__Text shown__:
■ ■ ■

Polish actress (1939–2026)

Maria Elżbieta "Iga" Cembrzyńska (2 July 1939 – 30 July 2026) was a Polish actress, singer, composer, screenwriter, film director and producer. She ran her own film company, Iga Film. Cembrzyńska was the wife of Polish film director Andrzej Kondratiuk.

==Life and career==
Cembrzyńska studied philosophy at Uniwersytet Mikołaja Kopernika in Toruń, and later at the National Higher School of Theatre in Warsaw from which she graduated in 1962. She performed in several prominent theatres in Warsaw like: Teatr Powszechny, Teatr Komedia and Teatr Ateneum.

She is best known for her film roles in The Saragossa Manuscript (1964) and almost all films directed by her husband Andrzej Kondratiuk.

Cembrzyńska died on 30 July 2026, at the age of 87.

==Filmography==
- Salto (1965)

■ ■ ■

__Provided material__:
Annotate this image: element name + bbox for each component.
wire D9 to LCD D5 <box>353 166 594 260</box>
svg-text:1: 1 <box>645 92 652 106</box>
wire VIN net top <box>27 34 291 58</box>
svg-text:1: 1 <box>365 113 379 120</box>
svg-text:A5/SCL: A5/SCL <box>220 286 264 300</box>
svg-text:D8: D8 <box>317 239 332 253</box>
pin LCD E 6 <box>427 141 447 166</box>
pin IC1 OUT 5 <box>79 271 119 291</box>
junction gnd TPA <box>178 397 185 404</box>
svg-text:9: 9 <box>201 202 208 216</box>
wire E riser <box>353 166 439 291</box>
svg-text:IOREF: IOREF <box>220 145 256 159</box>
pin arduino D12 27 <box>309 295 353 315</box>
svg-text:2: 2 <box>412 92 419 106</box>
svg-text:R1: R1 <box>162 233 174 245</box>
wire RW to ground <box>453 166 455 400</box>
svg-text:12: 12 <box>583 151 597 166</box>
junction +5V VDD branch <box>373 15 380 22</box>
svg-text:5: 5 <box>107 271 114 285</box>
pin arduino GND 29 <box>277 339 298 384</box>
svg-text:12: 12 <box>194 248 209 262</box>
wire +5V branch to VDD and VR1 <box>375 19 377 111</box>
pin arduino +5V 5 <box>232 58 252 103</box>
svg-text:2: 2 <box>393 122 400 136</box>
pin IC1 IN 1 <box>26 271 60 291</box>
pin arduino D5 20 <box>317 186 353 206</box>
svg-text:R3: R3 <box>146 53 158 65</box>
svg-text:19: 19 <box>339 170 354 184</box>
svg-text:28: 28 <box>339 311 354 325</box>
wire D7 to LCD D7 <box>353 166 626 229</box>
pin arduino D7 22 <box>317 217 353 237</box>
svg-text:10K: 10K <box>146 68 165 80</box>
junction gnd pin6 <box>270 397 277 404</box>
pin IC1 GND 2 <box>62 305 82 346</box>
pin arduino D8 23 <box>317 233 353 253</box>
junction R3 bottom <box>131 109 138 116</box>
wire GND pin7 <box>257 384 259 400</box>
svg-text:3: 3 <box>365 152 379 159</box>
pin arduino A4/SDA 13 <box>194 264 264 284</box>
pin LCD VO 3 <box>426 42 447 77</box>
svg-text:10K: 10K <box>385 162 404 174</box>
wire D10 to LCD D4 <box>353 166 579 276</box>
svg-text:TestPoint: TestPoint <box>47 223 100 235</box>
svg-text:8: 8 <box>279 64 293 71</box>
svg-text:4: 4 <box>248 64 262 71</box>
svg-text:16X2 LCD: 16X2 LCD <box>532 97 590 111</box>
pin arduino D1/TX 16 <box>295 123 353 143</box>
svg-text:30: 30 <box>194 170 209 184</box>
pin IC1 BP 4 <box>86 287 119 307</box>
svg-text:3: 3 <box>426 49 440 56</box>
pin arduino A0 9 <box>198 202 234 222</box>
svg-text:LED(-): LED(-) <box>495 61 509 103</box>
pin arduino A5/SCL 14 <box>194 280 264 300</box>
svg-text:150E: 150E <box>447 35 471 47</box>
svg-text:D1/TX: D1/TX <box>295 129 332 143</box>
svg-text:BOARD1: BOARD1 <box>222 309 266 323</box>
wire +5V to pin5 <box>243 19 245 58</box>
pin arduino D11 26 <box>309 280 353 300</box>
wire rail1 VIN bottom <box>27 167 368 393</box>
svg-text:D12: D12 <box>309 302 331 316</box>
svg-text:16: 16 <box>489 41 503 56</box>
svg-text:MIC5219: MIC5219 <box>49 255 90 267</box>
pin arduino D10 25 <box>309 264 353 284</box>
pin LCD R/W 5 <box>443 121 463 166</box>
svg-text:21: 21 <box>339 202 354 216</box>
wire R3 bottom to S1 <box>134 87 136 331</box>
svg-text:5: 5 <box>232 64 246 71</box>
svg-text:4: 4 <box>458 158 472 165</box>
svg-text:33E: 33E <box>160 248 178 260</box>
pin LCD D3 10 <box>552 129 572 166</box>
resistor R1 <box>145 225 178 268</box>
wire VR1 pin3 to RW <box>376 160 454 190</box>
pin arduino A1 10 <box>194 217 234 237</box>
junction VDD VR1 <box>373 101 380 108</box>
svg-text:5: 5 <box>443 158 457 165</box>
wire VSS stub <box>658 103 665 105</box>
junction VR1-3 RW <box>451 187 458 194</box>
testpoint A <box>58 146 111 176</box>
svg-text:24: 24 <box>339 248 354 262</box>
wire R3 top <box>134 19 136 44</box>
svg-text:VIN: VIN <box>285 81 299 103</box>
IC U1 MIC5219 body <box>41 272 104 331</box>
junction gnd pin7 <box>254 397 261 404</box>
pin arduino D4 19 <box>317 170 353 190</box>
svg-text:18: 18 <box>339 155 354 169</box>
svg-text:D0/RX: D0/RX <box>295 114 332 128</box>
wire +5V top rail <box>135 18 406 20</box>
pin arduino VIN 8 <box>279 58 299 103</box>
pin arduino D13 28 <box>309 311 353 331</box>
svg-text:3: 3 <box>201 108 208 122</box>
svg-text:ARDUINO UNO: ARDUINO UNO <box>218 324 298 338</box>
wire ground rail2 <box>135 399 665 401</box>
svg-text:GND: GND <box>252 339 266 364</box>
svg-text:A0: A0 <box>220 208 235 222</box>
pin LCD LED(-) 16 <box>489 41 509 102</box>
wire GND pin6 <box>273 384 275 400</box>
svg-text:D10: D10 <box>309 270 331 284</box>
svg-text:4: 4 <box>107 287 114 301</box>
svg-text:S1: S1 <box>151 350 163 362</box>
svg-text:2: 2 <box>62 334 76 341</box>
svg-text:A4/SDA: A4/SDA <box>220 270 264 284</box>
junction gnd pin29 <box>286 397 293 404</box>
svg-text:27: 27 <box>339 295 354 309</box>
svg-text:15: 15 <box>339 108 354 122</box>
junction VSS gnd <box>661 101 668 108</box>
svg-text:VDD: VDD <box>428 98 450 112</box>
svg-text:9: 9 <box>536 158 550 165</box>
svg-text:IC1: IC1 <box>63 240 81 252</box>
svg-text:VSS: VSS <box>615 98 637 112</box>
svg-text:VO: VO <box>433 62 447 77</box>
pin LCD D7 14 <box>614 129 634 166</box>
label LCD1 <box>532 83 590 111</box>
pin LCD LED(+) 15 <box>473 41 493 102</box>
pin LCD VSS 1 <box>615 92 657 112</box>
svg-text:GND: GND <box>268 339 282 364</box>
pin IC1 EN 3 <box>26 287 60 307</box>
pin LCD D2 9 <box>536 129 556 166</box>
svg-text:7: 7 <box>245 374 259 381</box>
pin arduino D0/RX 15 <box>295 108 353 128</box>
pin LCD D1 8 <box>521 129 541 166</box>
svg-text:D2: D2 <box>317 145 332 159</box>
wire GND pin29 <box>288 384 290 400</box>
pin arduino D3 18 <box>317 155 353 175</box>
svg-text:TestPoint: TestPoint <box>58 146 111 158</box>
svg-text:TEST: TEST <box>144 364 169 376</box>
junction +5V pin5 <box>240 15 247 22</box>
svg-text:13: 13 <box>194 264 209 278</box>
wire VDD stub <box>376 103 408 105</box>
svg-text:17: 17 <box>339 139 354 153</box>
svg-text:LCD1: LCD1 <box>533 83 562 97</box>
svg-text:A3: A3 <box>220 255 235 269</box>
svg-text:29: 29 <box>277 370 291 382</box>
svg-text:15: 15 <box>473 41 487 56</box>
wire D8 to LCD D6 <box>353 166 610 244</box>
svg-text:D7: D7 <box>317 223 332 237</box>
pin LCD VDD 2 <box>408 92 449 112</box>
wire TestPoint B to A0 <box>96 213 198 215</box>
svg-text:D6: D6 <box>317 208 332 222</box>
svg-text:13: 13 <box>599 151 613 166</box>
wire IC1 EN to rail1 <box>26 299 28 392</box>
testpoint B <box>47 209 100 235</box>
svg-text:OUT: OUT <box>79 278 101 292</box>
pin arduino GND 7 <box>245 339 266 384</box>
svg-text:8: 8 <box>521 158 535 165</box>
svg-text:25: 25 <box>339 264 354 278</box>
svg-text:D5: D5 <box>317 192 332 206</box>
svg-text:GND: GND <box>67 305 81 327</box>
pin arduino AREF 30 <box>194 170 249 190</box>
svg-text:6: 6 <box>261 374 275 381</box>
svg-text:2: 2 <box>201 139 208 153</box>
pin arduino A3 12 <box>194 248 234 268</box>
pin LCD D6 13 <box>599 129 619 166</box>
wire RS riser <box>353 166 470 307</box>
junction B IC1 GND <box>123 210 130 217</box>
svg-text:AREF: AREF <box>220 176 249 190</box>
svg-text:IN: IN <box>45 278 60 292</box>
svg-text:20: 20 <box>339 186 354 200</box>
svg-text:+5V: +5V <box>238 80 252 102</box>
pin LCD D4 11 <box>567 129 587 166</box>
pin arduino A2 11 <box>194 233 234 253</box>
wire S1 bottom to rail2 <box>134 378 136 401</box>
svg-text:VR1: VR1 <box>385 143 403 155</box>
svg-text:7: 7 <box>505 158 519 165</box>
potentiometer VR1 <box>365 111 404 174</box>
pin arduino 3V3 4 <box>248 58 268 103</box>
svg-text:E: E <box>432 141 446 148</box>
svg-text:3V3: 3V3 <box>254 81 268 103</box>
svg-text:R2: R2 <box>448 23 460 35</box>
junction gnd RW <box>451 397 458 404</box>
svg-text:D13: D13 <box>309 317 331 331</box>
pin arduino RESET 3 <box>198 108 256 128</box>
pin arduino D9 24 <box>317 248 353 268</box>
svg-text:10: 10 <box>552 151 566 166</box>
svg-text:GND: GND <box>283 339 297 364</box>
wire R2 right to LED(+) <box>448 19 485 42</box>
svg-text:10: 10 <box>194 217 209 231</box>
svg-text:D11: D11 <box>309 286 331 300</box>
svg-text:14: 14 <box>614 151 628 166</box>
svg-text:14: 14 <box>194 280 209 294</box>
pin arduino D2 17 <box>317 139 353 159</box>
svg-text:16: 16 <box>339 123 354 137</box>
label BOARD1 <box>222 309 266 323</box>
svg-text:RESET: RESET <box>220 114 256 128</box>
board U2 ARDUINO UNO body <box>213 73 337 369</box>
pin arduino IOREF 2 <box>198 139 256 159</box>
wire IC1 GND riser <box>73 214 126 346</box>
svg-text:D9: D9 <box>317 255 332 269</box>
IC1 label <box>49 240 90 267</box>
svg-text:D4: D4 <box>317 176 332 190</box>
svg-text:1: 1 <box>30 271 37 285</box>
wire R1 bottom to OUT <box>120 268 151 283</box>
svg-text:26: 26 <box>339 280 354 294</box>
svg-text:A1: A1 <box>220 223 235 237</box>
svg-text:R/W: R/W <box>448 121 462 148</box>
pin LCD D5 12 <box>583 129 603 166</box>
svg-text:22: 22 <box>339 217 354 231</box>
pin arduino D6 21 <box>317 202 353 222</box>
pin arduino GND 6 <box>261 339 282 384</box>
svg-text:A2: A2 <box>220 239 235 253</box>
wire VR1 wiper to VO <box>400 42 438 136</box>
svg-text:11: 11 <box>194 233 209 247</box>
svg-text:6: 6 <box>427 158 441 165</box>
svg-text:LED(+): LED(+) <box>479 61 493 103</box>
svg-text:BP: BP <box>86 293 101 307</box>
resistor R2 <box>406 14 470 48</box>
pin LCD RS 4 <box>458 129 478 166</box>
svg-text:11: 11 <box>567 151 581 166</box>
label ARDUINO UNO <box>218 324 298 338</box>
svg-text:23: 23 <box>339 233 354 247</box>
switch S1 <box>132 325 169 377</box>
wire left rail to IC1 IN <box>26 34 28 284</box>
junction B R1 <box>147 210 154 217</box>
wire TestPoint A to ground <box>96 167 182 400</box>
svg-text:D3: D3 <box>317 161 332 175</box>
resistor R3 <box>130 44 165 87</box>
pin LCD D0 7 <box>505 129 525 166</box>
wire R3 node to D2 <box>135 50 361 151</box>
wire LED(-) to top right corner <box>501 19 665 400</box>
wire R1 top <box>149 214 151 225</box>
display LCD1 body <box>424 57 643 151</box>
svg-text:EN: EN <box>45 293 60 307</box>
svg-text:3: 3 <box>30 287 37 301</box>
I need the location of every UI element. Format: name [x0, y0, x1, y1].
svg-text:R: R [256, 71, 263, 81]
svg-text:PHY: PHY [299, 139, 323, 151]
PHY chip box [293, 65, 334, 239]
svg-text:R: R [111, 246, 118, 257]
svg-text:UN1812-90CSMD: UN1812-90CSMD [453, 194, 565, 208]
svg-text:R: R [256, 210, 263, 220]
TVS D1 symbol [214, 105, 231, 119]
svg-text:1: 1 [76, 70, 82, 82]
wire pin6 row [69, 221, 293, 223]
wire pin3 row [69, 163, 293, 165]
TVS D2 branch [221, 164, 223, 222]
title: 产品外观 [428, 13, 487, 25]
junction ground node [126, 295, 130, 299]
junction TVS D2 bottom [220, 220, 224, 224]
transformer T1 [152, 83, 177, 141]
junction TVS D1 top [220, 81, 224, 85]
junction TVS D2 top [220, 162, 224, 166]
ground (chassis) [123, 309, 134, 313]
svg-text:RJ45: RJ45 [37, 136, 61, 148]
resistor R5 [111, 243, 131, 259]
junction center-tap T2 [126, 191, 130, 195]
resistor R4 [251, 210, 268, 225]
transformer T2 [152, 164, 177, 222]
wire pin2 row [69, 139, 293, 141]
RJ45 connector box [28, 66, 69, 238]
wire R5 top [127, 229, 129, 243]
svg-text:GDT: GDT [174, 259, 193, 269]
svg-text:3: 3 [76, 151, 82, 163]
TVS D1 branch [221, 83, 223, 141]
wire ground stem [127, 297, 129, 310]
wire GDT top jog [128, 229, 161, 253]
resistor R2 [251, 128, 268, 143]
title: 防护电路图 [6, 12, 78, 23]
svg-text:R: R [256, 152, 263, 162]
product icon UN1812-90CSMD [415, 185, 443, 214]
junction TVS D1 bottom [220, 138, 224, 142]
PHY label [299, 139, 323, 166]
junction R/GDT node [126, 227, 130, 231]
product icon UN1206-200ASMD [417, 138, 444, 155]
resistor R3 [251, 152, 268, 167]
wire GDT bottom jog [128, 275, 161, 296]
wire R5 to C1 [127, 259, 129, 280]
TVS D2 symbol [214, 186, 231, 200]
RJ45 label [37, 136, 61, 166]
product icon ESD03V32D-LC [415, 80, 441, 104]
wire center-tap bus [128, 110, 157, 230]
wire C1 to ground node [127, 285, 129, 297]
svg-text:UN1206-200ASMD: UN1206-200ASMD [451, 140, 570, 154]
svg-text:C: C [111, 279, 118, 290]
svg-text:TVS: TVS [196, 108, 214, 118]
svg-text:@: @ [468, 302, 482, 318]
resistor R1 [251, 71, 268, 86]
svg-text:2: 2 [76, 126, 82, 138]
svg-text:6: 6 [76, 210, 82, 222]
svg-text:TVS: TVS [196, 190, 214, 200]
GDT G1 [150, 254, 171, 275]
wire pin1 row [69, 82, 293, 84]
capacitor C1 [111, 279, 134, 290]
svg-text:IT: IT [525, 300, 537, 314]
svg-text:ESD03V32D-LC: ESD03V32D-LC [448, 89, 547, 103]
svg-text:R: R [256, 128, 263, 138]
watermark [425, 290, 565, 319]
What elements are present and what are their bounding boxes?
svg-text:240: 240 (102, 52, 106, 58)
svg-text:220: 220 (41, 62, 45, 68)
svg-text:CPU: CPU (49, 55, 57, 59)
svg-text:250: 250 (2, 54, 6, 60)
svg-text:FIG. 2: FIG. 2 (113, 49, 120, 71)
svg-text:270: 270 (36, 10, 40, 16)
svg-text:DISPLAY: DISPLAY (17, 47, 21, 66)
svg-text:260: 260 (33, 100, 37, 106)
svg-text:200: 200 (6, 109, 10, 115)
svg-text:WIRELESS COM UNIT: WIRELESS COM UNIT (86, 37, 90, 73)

■ ■ ■

__Exercise__:
In the text about Iga Cembrzyńska, what film company did she run? The listing is separate material, unrelated to the text about Iga Cembrzyńska.

__Result for this exercise__:
Iga Film.